Filter the entries below, keeping only lines with the word "Skat".

++++ Supplied data

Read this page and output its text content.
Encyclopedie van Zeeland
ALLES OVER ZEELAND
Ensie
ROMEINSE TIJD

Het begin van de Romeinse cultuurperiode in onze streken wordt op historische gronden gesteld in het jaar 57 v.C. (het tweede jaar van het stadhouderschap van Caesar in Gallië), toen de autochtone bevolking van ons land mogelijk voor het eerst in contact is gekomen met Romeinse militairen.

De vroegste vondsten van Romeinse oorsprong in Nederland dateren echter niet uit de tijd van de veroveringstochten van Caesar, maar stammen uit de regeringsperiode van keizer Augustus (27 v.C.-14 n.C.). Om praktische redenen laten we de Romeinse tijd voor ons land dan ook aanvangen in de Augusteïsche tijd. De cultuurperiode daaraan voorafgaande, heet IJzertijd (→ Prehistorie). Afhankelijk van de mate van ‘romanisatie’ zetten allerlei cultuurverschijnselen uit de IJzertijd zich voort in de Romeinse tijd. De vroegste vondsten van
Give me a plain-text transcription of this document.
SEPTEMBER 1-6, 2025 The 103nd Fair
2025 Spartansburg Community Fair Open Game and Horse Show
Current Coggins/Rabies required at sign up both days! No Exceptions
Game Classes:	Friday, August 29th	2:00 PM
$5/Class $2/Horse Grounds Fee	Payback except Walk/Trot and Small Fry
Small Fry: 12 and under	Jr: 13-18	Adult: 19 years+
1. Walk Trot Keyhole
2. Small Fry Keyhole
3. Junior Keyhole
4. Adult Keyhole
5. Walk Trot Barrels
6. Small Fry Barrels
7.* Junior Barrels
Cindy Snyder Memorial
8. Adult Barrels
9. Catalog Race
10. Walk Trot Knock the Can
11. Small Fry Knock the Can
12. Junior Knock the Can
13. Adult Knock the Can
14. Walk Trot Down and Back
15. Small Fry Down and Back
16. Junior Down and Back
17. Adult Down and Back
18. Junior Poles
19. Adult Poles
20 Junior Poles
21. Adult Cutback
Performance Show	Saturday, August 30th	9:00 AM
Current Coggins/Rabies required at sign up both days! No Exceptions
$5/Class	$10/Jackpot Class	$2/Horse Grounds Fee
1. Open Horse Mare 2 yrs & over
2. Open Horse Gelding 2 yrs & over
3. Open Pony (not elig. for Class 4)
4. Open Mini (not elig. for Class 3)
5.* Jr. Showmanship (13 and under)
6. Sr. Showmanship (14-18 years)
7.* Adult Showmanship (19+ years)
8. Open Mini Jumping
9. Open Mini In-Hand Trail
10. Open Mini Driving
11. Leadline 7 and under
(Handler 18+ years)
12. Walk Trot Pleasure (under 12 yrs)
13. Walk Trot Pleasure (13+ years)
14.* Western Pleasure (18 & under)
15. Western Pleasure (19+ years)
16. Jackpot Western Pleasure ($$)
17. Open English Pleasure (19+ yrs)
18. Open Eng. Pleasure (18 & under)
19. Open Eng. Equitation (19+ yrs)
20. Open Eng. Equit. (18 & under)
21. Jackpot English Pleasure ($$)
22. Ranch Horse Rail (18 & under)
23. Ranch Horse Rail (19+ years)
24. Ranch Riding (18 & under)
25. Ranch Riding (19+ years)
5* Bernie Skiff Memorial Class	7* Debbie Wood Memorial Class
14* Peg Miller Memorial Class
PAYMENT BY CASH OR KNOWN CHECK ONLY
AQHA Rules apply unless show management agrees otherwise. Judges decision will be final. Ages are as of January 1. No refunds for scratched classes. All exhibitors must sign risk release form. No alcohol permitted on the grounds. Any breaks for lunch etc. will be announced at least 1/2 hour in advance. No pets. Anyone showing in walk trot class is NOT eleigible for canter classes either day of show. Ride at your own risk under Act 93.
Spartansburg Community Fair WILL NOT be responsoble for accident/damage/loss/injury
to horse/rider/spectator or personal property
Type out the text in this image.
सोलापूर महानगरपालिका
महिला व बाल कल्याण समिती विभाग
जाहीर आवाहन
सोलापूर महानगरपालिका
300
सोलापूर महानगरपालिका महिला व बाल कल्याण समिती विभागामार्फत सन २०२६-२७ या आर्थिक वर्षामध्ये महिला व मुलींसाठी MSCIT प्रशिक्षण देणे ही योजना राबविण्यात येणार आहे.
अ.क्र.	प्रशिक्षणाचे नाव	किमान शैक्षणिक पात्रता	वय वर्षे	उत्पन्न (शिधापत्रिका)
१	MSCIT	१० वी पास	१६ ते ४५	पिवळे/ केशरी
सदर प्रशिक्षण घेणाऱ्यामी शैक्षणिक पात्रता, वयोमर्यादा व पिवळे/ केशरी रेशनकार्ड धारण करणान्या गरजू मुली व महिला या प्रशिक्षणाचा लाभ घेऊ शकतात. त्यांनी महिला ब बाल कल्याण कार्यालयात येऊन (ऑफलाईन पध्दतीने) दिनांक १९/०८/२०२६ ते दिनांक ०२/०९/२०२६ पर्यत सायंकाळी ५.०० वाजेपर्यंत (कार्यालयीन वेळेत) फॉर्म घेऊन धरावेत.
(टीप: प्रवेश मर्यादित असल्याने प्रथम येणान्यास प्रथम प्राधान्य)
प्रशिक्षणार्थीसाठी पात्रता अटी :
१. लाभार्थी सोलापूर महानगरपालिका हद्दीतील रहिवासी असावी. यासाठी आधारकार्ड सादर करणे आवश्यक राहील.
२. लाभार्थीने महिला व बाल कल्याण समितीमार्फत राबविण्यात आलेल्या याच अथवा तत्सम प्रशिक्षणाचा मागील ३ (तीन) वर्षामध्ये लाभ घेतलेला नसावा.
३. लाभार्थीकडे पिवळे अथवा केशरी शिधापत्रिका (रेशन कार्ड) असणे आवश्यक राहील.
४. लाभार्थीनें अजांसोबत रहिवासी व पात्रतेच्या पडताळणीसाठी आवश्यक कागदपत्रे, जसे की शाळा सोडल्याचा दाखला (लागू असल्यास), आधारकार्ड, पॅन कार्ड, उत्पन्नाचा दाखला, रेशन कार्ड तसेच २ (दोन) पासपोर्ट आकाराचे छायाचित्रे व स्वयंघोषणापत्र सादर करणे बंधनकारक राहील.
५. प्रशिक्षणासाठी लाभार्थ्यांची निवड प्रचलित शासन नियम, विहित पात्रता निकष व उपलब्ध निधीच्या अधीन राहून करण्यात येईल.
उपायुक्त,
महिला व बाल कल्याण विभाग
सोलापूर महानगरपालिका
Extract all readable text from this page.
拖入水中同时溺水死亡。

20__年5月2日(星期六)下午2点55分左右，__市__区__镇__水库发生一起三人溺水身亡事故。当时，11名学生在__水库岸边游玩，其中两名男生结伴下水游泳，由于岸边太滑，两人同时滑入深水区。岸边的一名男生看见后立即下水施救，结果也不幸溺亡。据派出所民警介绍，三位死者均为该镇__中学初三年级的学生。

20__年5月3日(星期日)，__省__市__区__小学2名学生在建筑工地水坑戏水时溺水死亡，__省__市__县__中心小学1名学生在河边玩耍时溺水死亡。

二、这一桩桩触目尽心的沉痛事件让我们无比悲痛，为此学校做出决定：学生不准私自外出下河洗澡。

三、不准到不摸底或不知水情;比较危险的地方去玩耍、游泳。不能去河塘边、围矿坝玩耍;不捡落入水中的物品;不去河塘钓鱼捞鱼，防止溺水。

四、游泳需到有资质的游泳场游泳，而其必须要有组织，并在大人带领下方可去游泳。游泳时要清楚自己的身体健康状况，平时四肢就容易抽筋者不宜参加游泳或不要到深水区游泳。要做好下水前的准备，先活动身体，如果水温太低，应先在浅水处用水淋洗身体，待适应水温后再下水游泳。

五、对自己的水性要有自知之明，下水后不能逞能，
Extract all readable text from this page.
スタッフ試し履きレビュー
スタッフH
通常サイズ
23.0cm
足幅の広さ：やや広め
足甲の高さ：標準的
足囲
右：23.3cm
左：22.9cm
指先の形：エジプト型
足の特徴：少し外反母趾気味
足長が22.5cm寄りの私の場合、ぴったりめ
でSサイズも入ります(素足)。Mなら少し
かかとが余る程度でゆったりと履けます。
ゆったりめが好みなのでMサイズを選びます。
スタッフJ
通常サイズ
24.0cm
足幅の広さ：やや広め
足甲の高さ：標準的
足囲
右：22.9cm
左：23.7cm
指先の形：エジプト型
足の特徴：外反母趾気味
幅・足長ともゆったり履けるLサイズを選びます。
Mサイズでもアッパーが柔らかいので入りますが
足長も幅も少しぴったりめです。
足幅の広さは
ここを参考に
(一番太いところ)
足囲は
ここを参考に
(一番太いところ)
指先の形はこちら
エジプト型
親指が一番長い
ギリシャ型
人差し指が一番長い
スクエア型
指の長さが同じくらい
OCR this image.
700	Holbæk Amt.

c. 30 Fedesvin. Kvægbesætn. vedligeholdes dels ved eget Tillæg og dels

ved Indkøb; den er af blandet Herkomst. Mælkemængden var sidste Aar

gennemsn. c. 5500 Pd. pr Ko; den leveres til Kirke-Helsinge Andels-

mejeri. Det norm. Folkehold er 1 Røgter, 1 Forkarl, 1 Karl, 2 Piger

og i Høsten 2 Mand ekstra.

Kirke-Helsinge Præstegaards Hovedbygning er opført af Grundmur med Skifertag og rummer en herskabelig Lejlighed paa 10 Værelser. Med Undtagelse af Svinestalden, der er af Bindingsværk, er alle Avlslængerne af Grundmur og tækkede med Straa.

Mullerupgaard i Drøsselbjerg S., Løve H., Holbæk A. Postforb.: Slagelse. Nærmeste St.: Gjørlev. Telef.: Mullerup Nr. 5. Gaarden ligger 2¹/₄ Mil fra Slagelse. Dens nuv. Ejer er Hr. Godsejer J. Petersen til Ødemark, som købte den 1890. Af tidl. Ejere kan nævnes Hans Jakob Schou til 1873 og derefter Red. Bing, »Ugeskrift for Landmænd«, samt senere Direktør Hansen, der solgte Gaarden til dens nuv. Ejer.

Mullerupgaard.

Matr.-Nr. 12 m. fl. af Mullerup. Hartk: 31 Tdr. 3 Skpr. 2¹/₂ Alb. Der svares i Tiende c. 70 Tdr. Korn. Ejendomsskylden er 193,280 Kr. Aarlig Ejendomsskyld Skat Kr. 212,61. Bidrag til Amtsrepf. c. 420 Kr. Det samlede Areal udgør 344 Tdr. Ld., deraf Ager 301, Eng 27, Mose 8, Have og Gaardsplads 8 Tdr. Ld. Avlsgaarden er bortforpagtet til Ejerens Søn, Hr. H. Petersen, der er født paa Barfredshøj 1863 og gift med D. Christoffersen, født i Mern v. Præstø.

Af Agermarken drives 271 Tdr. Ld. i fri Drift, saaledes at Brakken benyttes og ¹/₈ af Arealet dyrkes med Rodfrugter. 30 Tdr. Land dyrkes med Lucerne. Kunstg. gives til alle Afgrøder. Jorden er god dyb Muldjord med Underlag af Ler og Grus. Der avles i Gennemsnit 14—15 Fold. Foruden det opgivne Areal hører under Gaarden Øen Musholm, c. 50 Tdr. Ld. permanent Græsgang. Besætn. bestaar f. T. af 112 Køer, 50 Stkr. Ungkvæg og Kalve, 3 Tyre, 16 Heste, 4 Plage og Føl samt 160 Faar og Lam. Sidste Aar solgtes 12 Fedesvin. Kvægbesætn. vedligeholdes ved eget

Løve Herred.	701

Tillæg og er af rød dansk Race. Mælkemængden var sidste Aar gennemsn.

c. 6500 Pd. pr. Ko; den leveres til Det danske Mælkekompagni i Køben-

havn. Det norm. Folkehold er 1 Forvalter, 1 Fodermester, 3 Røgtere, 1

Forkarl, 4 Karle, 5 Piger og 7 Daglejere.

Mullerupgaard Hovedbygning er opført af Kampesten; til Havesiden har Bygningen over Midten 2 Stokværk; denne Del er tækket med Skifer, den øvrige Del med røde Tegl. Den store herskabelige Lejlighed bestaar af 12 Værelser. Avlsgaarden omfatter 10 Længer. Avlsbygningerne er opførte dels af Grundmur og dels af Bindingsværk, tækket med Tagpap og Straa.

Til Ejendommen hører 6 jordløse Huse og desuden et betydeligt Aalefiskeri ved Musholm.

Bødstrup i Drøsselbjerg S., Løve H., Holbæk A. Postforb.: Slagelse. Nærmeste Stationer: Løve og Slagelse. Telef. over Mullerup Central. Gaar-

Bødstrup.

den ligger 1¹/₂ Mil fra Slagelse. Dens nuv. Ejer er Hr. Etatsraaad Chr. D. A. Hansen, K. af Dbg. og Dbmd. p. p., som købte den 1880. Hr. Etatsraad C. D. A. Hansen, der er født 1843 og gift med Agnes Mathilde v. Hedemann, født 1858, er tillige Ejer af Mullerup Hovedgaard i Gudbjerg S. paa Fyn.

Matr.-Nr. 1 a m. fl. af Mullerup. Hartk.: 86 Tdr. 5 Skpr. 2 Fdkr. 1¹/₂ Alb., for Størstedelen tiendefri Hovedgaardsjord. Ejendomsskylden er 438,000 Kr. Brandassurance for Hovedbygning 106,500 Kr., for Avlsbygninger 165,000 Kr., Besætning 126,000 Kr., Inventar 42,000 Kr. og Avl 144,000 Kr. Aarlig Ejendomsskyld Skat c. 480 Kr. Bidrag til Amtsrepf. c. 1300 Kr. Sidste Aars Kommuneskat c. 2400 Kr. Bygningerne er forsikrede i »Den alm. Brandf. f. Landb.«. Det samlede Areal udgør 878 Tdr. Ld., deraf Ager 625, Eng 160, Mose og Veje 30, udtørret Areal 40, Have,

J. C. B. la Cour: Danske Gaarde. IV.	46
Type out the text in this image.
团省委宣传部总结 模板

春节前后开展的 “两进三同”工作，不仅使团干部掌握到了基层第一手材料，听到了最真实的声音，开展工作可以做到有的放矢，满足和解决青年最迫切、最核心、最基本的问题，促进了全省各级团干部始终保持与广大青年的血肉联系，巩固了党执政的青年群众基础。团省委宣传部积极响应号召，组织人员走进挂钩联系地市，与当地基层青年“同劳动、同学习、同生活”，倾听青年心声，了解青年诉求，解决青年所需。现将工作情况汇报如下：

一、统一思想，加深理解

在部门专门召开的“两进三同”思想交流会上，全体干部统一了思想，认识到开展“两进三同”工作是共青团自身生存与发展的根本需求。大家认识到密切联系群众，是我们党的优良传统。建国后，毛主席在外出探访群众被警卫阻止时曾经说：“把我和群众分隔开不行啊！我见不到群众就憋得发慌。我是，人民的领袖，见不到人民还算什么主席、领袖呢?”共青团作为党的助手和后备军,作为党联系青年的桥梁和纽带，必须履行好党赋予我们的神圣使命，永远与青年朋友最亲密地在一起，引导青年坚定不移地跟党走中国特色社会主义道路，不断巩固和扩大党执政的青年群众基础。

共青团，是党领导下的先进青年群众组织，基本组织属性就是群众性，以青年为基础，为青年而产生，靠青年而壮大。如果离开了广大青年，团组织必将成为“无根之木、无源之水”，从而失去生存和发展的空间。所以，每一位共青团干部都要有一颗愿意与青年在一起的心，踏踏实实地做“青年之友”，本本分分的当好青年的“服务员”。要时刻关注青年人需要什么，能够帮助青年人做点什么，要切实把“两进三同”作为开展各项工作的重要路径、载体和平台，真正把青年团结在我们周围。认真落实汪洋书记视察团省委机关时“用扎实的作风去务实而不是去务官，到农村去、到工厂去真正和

++++++++

*Worked answer*
Matr.-Nr. 12 m. fl. af Mullerup. Hartk: 31 Tdr. 3 Skpr. 2¹/₂ Alb. Der svares i Tiende c. 70 Tdr. Korn. Ejendomsskylden er 193,280 Kr. Aarlig Ejendomsskyld Skat Kr. 212,61. Bidrag til Amtsrepf. c. 420 Kr. Det samlede Areal udgør 344 Tdr. Ld., deraf Ager 301, Eng 27, Mose 8, Have og Gaardsplads 8 Tdr. Ld. Avlsgaarden er bortforpagtet til Ejerens Søn, Hr. H. Petersen, der er født paa Barfredshøj 1863 og gift med D. Christoffersen, født i Mern v. Præstø.
Matr.-Nr. 1 a m. fl. af Mullerup. Hartk.: 86 Tdr. 5 Skpr. 2 Fdkr. 1¹/₂ Alb., for Størstedelen tiendefri Hovedgaardsjord. Ejendomsskylden er 438,000 Kr. Brandassurance for Hovedbygning 106,500 Kr., for Avlsbygninger 165,000 Kr., Besætning 126,000 Kr., Inventar 42,000 Kr. og Avl 144,000 Kr. Aarlig Ejendomsskyld Skat c. 480 Kr. Bidrag til Amtsrepf. c. 1300 Kr. Sidste Aars Kommuneskat c. 2400 Kr. Bygningerne er forsikrede i »Den alm. Brandf. f. Landb.«. Det samlede Areal udgør 878 Tdr. Ld., deraf Ager 625, Eng 160, Mose og Veje 30, udtørret Areal 40, Have,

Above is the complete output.